---- Excerpted data
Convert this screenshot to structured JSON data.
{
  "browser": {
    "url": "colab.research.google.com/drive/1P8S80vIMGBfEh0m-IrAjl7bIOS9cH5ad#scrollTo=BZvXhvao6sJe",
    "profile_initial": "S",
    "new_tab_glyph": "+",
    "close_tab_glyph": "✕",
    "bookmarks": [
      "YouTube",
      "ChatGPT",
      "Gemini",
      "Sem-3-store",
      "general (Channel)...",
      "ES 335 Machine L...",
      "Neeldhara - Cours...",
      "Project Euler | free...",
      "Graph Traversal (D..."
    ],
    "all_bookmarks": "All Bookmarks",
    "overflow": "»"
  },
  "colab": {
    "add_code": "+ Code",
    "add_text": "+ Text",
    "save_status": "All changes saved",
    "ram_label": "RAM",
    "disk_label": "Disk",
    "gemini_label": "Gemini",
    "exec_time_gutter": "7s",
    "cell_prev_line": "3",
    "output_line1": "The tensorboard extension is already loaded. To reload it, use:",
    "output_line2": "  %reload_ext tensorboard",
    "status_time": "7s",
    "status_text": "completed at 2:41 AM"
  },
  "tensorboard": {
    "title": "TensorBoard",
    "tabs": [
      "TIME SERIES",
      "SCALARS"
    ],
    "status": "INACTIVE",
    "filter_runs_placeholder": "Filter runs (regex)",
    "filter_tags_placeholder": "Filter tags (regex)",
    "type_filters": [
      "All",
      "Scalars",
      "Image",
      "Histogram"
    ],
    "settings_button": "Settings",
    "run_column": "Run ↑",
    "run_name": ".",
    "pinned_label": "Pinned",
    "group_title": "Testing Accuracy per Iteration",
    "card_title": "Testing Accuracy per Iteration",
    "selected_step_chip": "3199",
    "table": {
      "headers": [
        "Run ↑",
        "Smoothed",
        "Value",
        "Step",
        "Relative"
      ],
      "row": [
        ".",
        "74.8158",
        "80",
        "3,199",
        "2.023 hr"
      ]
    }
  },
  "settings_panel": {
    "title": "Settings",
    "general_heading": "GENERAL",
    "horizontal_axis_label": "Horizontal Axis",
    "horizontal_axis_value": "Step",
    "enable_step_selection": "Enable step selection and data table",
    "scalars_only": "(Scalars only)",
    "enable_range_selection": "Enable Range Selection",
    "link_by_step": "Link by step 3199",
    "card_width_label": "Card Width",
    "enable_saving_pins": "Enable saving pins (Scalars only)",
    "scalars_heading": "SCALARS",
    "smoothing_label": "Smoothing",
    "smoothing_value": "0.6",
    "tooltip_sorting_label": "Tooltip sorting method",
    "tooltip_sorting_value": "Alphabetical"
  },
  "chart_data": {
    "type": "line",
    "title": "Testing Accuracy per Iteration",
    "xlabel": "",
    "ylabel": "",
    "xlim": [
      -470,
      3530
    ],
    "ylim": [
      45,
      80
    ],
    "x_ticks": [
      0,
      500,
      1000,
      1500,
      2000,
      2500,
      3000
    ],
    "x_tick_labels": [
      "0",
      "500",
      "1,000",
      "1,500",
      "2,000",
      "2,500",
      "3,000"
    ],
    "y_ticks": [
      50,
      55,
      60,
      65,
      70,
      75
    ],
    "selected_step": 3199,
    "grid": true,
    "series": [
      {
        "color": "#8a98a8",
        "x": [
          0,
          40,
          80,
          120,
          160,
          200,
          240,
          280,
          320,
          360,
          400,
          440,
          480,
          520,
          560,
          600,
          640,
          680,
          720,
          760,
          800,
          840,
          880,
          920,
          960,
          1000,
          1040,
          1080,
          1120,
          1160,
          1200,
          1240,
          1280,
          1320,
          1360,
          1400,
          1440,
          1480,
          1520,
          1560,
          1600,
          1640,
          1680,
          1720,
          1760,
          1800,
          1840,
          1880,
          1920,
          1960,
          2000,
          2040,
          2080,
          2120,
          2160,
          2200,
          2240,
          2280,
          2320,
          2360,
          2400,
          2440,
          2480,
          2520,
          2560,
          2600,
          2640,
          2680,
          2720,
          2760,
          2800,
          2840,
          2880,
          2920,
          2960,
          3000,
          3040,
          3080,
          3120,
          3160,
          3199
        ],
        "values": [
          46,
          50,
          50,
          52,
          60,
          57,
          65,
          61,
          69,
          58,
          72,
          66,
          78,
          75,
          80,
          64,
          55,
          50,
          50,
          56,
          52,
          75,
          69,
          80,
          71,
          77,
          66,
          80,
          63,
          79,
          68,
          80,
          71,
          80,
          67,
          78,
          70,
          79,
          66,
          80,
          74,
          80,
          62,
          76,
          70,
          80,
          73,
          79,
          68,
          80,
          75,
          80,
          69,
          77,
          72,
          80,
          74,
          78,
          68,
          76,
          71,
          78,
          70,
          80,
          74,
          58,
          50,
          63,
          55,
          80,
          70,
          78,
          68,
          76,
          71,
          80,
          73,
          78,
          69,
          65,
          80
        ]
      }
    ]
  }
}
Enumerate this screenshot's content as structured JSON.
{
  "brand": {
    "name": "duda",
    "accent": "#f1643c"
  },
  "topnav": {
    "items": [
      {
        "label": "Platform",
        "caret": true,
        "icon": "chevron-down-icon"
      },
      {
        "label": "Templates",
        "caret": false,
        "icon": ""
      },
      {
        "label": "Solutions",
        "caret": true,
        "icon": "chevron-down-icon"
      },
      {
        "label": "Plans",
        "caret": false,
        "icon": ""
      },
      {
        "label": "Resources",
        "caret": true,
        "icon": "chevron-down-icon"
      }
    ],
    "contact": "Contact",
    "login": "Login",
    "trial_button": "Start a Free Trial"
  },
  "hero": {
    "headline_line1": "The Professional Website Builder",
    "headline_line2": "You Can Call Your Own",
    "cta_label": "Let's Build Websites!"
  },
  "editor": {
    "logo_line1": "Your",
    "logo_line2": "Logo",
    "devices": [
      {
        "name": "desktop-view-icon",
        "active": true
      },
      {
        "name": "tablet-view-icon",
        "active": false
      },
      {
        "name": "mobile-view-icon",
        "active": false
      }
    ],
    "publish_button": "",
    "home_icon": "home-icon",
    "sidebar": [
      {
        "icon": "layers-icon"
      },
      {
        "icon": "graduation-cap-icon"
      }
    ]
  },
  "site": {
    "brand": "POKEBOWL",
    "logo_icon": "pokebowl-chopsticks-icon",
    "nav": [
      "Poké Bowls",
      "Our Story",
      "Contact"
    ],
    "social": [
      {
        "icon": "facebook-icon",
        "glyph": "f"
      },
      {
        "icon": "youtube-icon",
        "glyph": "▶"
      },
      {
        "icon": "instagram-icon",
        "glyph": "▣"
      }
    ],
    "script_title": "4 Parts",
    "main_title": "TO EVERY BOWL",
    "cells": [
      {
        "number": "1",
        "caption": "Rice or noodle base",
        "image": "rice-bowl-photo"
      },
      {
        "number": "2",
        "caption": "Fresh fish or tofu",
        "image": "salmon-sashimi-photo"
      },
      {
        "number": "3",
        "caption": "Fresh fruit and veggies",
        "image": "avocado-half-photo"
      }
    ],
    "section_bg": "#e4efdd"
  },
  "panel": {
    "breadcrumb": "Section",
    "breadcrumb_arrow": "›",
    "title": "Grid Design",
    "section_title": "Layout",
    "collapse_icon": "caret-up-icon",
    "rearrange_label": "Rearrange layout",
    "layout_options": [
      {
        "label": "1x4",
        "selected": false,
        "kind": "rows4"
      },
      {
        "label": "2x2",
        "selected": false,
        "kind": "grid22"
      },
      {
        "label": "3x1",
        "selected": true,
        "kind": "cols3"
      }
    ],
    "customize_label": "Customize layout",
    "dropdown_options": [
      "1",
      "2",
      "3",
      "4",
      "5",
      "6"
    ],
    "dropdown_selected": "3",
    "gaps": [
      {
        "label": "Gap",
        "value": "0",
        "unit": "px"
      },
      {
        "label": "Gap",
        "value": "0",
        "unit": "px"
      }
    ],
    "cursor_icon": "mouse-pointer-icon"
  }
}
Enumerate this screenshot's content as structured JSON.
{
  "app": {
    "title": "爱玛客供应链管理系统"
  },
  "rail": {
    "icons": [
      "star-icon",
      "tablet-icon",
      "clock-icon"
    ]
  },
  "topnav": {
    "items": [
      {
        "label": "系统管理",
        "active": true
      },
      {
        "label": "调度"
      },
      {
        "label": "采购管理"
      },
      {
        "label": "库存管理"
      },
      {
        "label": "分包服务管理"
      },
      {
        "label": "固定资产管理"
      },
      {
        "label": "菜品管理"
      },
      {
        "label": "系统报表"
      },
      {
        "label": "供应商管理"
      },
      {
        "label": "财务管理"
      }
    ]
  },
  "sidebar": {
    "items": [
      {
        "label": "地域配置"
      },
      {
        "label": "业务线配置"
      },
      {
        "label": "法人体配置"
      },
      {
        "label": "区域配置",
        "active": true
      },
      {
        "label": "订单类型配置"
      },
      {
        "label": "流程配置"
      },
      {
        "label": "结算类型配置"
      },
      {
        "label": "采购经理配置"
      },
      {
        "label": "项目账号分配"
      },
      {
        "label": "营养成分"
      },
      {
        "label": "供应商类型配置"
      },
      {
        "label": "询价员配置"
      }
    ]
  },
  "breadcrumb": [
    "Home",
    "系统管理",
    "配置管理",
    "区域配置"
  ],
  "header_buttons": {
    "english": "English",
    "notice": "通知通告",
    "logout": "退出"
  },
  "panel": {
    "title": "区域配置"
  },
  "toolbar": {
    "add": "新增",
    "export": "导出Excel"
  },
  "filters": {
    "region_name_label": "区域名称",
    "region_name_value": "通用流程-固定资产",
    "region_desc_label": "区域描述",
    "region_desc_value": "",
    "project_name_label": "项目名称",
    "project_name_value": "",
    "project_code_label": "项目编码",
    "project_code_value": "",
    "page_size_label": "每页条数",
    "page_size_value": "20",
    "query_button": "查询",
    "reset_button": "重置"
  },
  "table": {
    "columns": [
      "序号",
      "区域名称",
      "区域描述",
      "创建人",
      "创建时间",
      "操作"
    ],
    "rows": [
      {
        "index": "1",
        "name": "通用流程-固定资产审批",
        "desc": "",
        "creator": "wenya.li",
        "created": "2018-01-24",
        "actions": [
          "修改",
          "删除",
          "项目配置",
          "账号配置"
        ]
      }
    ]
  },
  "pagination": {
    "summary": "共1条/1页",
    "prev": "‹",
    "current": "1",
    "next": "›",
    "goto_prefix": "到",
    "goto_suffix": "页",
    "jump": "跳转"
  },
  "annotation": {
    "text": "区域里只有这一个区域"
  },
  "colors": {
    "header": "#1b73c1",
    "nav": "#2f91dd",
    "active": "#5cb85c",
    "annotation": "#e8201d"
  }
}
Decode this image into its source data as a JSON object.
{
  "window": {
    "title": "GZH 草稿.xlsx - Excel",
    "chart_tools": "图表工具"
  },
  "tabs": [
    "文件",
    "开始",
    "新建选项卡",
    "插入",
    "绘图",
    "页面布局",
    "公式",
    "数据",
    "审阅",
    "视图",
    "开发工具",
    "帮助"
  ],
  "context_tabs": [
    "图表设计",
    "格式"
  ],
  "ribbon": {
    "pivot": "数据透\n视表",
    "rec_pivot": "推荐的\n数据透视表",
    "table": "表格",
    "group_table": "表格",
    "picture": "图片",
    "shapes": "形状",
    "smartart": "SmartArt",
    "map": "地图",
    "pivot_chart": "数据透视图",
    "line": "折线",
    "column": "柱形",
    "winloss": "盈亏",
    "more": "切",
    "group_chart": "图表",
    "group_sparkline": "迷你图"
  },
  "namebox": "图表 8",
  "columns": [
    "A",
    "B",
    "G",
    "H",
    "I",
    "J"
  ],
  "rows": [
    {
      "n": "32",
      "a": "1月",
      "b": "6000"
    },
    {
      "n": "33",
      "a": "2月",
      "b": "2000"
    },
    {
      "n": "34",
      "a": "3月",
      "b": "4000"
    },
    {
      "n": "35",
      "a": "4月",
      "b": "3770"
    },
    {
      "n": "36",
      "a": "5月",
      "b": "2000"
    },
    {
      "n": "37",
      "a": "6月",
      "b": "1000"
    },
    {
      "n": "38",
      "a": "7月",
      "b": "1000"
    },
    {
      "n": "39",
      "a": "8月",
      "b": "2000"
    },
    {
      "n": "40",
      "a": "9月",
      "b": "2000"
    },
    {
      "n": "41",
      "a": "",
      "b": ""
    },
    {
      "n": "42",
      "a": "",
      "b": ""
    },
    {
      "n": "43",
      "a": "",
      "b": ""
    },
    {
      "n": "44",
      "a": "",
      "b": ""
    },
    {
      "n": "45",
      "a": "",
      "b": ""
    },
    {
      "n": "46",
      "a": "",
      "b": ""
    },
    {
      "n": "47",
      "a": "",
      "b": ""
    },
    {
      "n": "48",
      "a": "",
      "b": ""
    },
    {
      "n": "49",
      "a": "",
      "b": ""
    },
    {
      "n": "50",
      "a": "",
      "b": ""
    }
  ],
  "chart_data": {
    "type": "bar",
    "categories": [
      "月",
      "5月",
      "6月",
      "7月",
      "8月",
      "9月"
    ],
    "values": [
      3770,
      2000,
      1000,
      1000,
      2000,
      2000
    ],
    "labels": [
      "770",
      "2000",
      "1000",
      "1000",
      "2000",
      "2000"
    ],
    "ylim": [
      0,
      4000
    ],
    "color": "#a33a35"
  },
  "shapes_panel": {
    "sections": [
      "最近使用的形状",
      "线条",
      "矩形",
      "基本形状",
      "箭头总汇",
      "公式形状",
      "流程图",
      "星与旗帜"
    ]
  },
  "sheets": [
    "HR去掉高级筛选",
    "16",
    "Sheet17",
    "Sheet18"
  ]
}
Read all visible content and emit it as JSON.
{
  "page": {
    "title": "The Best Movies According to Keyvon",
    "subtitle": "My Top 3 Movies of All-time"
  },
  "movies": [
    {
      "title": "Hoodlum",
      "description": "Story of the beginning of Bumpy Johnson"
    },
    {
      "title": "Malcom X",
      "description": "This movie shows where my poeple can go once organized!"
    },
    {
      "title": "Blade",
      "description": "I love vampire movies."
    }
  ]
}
--------
- **What the exercise asks**: Repeat, without changes, every line from the one that contains "Read all visible content and emit it as JSON." through the final line of the data.

- **Result of the task**:
Read all visible content and emit it as JSON.
{
  "page": {
    "title": "The Best Movies According to Keyvon",
    "subtitle": "My Top 3 Movies of All-time"
  },
  "movies": [
    {
      "title": "Hoodlum",
      "description": "Story of the beginning of Bumpy Johnson"
    },
    {
      "title": "Malcom X",
      "description": "This movie shows where my poeple can go once organized!"
    },
    {
      "title": "Blade",
      "description": "I love vampire movies."
    }
  ]
}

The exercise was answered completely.